A run of records
START

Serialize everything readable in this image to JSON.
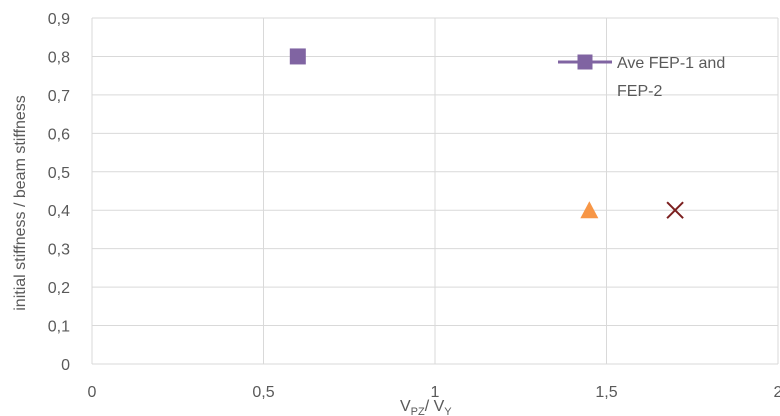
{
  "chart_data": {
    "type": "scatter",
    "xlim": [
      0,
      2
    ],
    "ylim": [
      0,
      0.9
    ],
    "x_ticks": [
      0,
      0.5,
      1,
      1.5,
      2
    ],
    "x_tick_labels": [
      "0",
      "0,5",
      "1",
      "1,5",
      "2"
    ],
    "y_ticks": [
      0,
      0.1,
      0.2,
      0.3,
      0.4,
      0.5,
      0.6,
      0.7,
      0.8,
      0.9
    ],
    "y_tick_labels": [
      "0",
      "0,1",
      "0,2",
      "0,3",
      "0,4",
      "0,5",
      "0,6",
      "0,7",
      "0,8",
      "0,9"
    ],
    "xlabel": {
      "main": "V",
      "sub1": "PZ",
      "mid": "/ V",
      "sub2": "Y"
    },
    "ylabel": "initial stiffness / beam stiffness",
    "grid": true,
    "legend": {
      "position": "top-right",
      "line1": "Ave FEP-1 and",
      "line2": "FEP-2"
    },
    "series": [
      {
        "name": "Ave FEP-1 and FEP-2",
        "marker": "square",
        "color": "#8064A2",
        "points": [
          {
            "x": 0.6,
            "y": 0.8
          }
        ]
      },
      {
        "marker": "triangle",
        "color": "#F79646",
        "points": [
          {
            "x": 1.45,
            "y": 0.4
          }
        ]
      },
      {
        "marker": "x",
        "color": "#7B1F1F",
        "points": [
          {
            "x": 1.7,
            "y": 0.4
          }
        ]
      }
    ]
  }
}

END

Identify the lines in the entries that hold "color" and return each one.

▸ Response for this exercise:
        "color": "#8064A2",
        "color": "#F79646",
        "color": "#7B1F1F",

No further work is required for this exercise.